- _What you need to do_
Give only a count of the lines that include the string "this".

- _Data extract_

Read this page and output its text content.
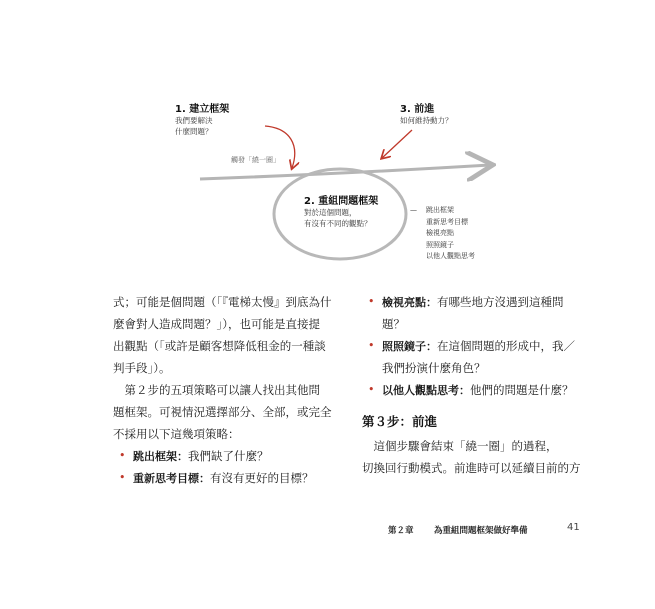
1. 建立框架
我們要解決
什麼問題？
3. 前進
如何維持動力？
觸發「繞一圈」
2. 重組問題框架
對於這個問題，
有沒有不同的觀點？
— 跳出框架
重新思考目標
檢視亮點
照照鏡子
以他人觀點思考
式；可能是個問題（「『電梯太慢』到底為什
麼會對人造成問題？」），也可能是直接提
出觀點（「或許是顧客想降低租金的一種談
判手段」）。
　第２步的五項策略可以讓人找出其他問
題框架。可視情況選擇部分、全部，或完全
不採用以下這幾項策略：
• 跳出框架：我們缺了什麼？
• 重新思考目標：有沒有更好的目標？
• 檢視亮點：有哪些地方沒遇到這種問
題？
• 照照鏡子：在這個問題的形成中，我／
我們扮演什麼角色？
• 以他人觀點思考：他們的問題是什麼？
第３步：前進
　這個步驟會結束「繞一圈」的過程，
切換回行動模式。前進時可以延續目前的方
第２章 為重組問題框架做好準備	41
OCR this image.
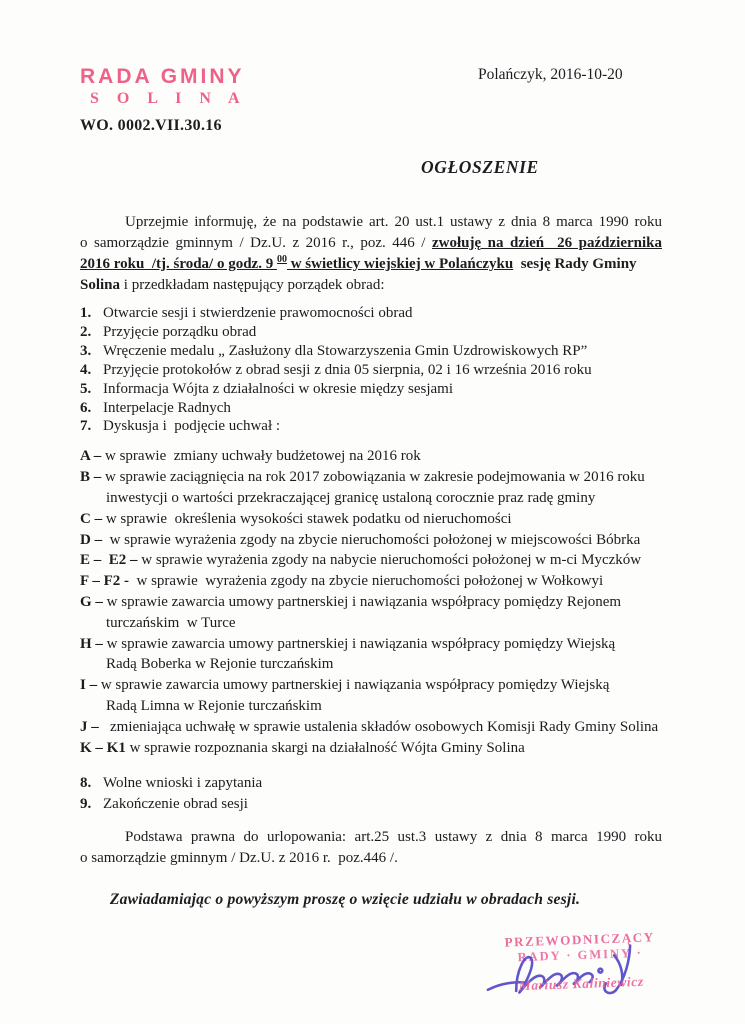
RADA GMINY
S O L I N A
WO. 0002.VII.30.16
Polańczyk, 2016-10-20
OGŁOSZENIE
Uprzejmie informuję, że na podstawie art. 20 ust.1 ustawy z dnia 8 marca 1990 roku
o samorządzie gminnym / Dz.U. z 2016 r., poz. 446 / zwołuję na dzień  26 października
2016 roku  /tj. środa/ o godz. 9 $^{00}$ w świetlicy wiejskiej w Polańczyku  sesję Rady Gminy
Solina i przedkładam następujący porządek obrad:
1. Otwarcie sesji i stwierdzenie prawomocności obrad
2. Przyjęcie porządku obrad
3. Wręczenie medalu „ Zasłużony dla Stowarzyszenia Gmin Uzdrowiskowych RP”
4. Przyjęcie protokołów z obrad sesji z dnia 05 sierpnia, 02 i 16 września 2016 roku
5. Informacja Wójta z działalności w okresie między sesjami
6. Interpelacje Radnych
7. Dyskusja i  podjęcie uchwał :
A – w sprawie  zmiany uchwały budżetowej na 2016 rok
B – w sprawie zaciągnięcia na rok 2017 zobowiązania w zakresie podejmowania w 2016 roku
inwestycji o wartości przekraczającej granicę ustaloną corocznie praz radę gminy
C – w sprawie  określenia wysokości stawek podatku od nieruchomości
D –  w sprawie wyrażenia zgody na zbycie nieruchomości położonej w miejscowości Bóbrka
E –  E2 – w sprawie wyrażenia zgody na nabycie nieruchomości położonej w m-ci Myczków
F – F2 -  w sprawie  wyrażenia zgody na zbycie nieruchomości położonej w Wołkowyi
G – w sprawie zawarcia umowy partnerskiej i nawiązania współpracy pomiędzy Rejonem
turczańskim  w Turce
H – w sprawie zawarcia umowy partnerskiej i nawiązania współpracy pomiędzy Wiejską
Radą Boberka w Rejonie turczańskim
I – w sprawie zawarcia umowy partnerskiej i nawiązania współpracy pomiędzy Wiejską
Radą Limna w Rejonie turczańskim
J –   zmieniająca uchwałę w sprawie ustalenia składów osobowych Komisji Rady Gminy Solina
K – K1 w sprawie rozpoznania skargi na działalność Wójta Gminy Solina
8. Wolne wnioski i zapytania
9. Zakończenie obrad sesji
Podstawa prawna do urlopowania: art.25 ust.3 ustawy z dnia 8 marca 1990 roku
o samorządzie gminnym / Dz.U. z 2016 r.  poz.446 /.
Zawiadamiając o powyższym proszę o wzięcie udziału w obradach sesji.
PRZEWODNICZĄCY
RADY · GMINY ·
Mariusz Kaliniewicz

- _Complete response_
2